Task objective: List each line holding the string "Virgin".

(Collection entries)
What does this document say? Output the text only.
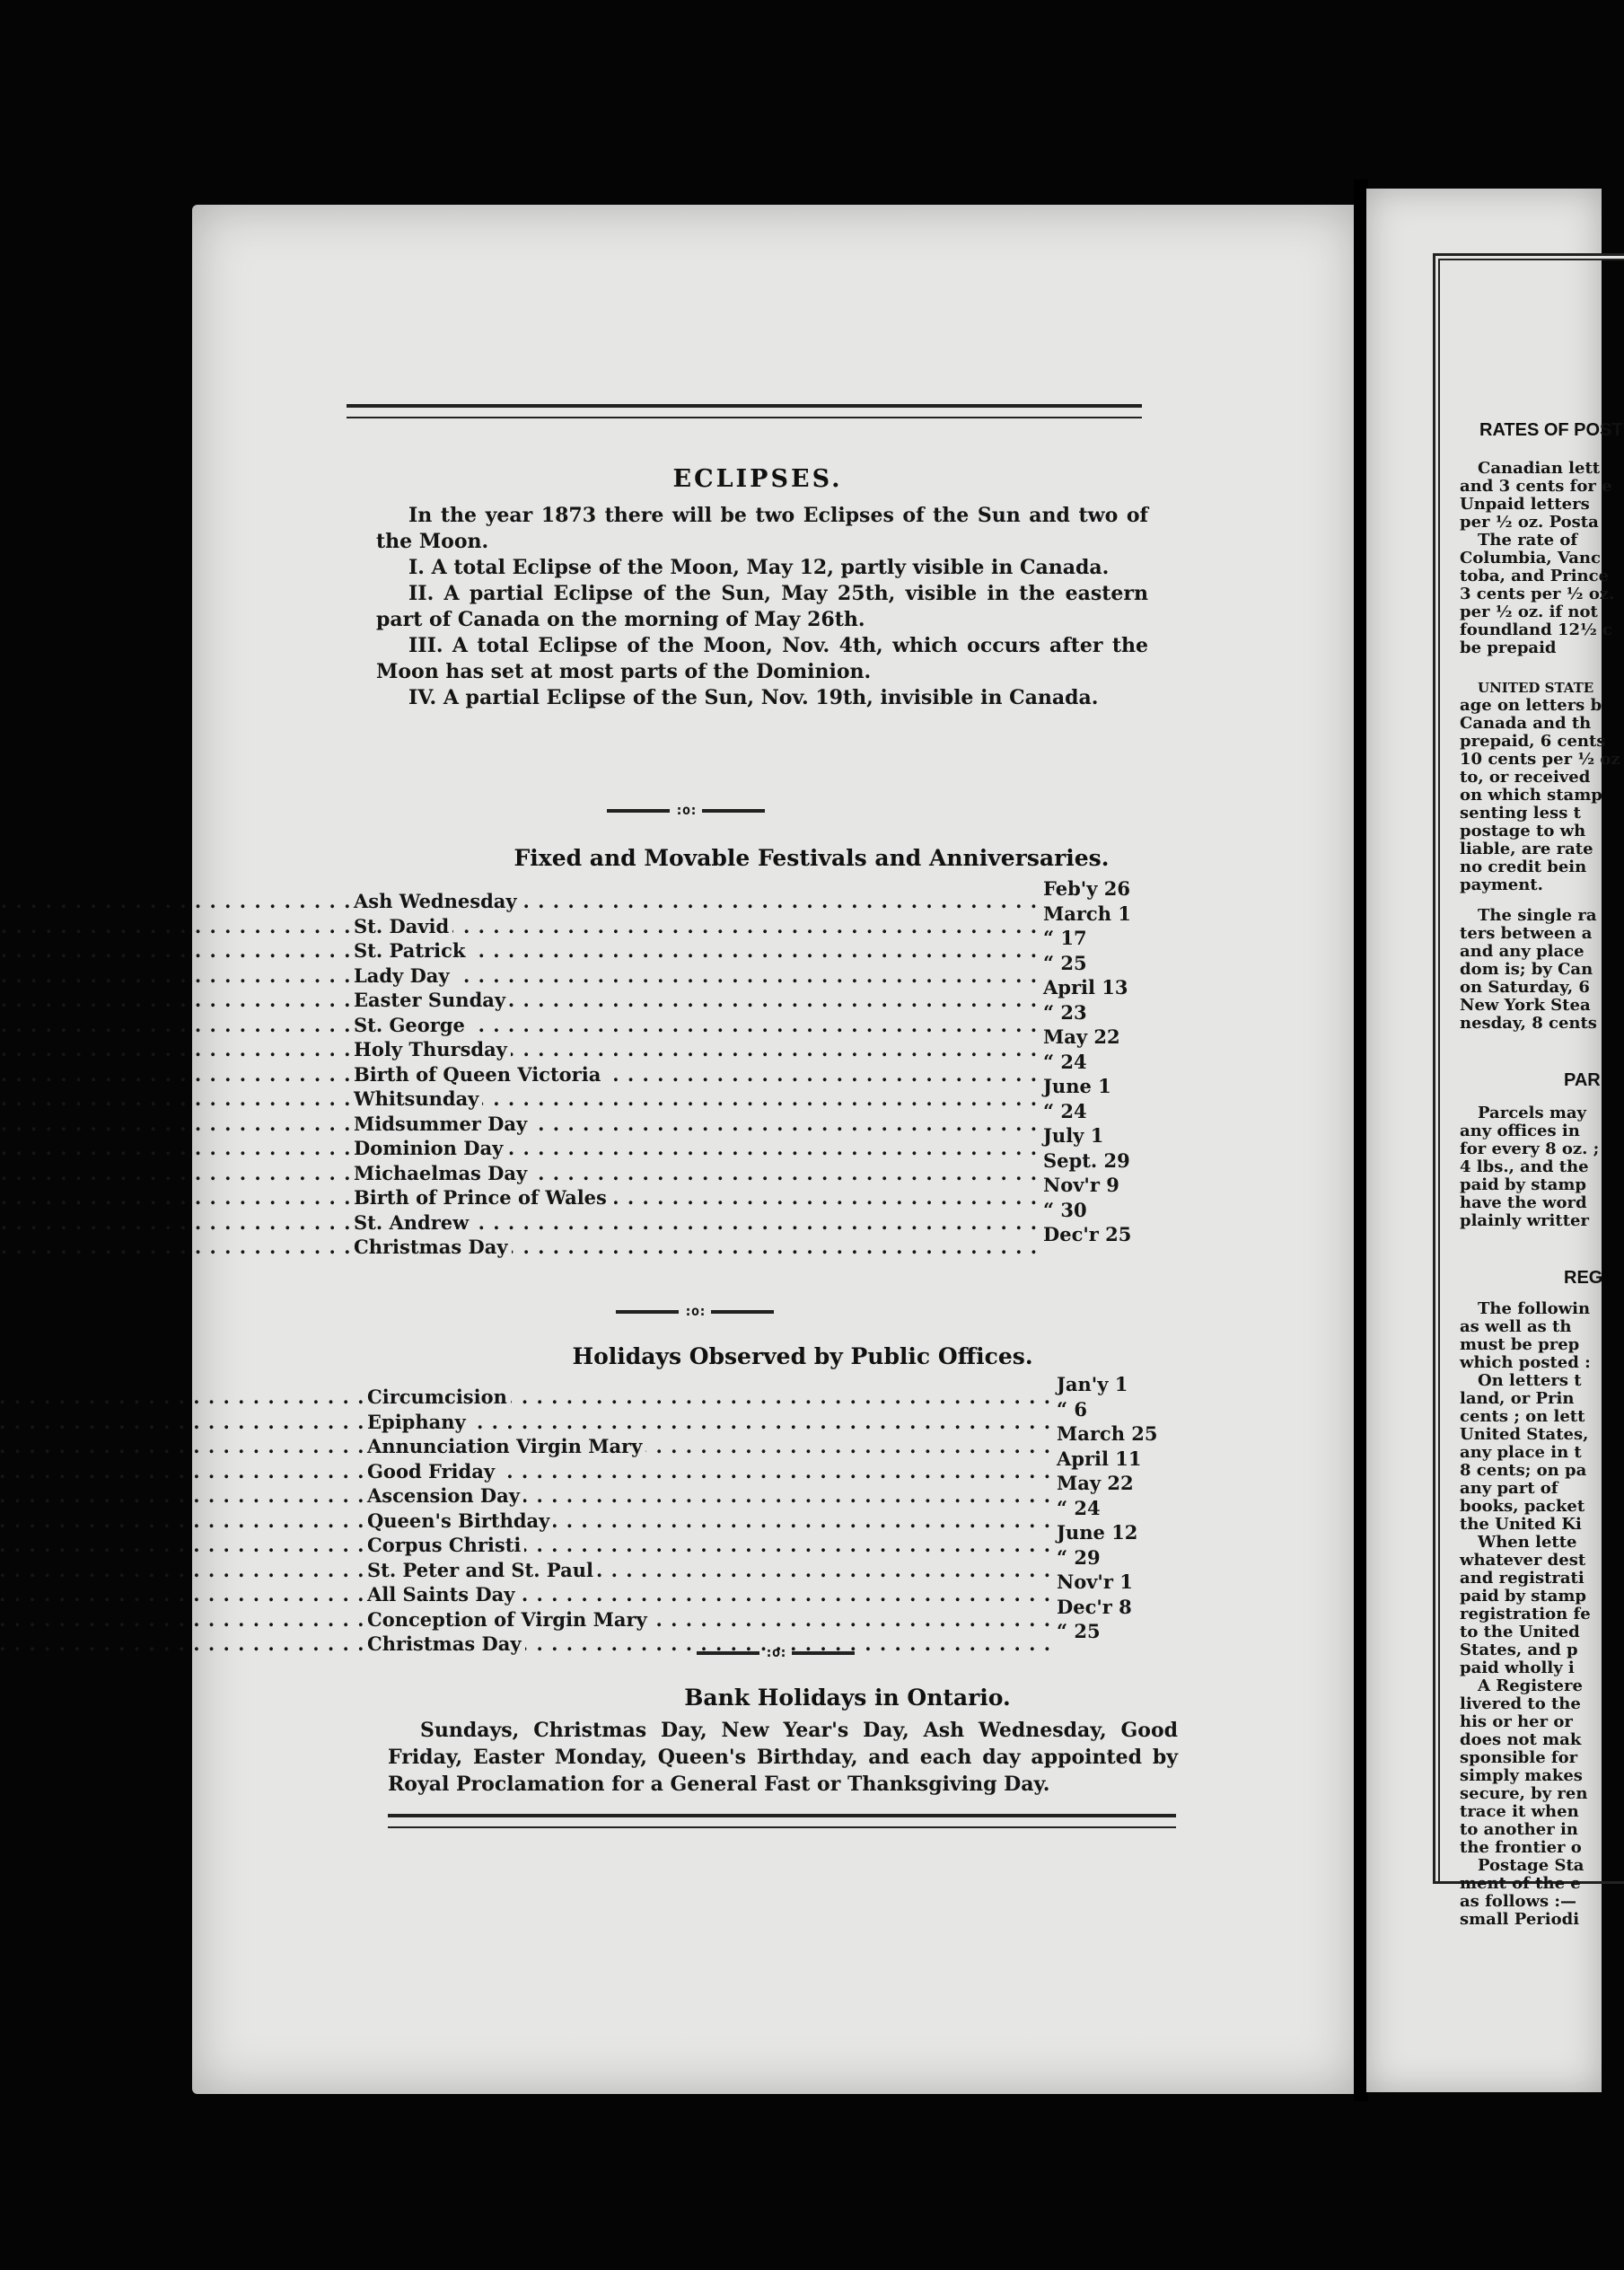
ECLIPSES.

In the year 1873 there will be two Eclipses of the Sun and two of the Moon.

I. A total Eclipse of the Moon, May 12, partly visible in Canada.

II. A partial Eclipse of the Sun, May 25th, visible in the eastern part of Canada on the morning of May 26th.

III. A total Eclipse of the Moon, Nov. 4th, which occurs after the Moon has set at most parts of the Dominion.

IV. A partial Eclipse of the Sun, Nov. 19th, invisible in Canada.

:o:
Fixed and Movable Festivals and Anniversaries.
. . .
Ash Wednesday
Feb'y 26
. . .
St. David
March 1
. . .
St. Patrick
“ 17
. . .
Lady Day
“ 25
. . .
Easter Sunday
April 13
. . .
St. George
“ 23
. . .
Holy Thursday
May 22
. . .
Birth of Queen Victoria
“ 24
. . .
Whitsunday
June 1
. . .
Midsummer Day
“ 24
. . .
Dominion Day
July 1
. . .
Michaelmas Day
Sept. 29
. . .
Birth of Prince of Wales
Nov'r 9
. . .
St. Andrew
“ 30
. . .
Christmas Day
Dec'r 25
:o:
Holidays Observed by Public Offices.
. . .
Circumcision
Jan'y 1
. . .
Epiphany
“ 6
. . .
Annunciation Virgin Mary
March 25
. . .
Good Friday
April 11
. . .
Ascension Day
May 22
. . .
Queen's Birthday
“ 24
. . .
Corpus Christi
June 12
. . .
St. Peter and St. Paul
“ 29
. . .
All Saints Day
Nov'r 1
. . .
Conception of Virgin Mary
Dec'r 8
. . .
Christmas Day
“ 25
:o:
Bank Holidays in Ontario.
Sundays, Christmas Day, New Year's Day, Ash Wednesday, Good Friday, Easter Monday, Queen's Birthday, and each day appointed by Royal Proclamation for a General Fast or Thanksgiving Day.
RATES OF POST
Canadian lett
and 3 cents for e
Unpaid letters
per ½ oz. Posta
The rate of
Columbia, Vanc
toba, and Prince
3 cents per ½ oz.
per ½ oz. if not
foundland 12½ c
be prepaid
UNITED STATE
age on letters b
Canada and th
prepaid, 6 cents
10 cents per ½ oz
to, or received
on which stamp
senting less t
postage to wh
liable, are rate
no credit bein
payment.
The single ra
ters between a
and any place
dom is; by Can
on Saturday, 6
New York Stea
nesday, 8 cents
PAR
Parcels may
any offices in
for every 8 oz. ;
4 lbs., and the
paid by stamp
have the word
plainly writter
REG
The followin
as well as th
must be prep
which posted :
On letters t
land, or Prin
cents ; on lett
United States,
any place in t
8 cents; on pa
any part of
books, packet
the United Ki
When lette
whatever dest
and registrati
paid by stamp
registration fe
to the United
States, and p
paid wholly i
A Registere
livered to the
his or her or
does not mak
sponsible for
simply makes
secure, by ren
trace it when
to another in
the frontier o
Postage Sta
ment of the e
as follows :—
small Periodi
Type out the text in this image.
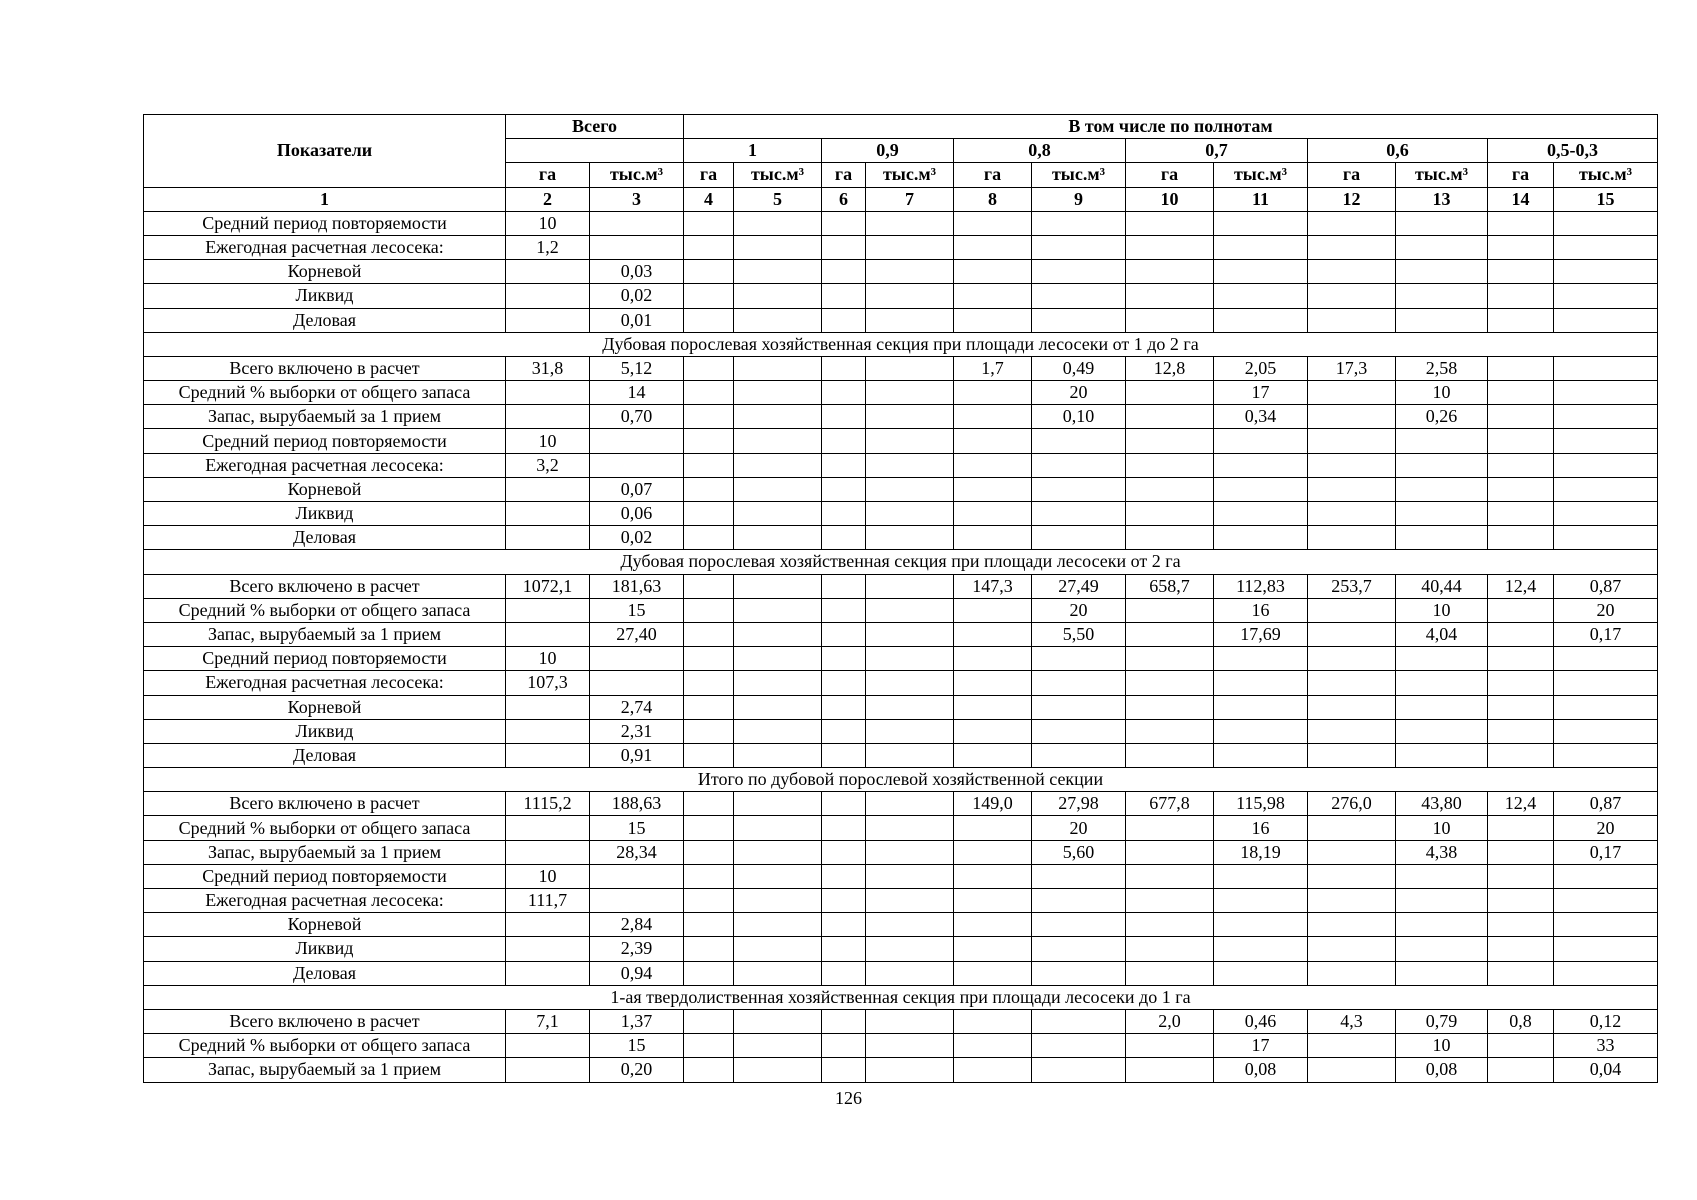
Показатели	Всего		В том числе по полнотам											
			1		0,9		0,8		0,7		0,6		0,5-0,3	
	га	тыс.м³	га	тыс.м³	га	тыс.м³	га	тыс.м³	га	тыс.м³	га	тыс.м³	га	тыс.м³
1	2	3	4	5	6	7	8	9	10	11	12	13	14	15
Средний период повторяемости	10													
Ежегодная расчетная лесосека:	1,2													
Корневой		0,03												
Ликвид		0,02												
Деловая		0,01												
Дубовая порослевая хозяйственная секция при площади лесосеки от 1 до 2 га														
Всего включено в расчет	31,8	5,12					1,7	0,49	12,8	2,05	17,3	2,58		
Средний % выборки от общего запаса		14						20		17		10		
Запас, вырубаемый за 1 прием		0,70						0,10		0,34		0,26		
Средний период повторяемости	10													
Ежегодная расчетная лесосека:	3,2													
Корневой		0,07												
Ликвид		0,06												
Деловая		0,02												
Дубовая порослевая хозяйственная секция при площади лесосеки от 2 га														
Всего включено в расчет	1072,1	181,63					147,3	27,49	658,7	112,83	253,7	40,44	12,4	0,87
Средний % выборки от общего запаса		15						20		16		10		20
Запас, вырубаемый за 1 прием		27,40						5,50		17,69		4,04		0,17
Средний период повторяемости	10													
Ежегодная расчетная лесосека:	107,3													
Корневой		2,74												
Ликвид		2,31												
Деловая		0,91												
Итого по дубовой порослевой хозяйственной секции														
Всего включено в расчет	1115,2	188,63					149,0	27,98	677,8	115,98	276,0	43,80	12,4	0,87
Средний % выборки от общего запаса		15						20		16		10		20
Запас, вырубаемый за 1 прием		28,34						5,60		18,19		4,38		0,17
Средний период повторяемости	10													
Ежегодная расчетная лесосека:	111,7													
Корневой		2,84												
Ликвид		2,39												
Деловая		0,94												
1-ая твердолиственная хозяйственная секция при площади лесосеки до 1 га														
Всего включено в расчет	7,1	1,37							2,0	0,46	4,3	0,79	0,8	0,12
Средний % выборки от общего запаса		15								17		10		33
Запас, вырубаемый за 1 прием		0,20								0,08		0,08		0,04
126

Task answer:
Annunciation Virgin Mary
Conception of Virgin Mary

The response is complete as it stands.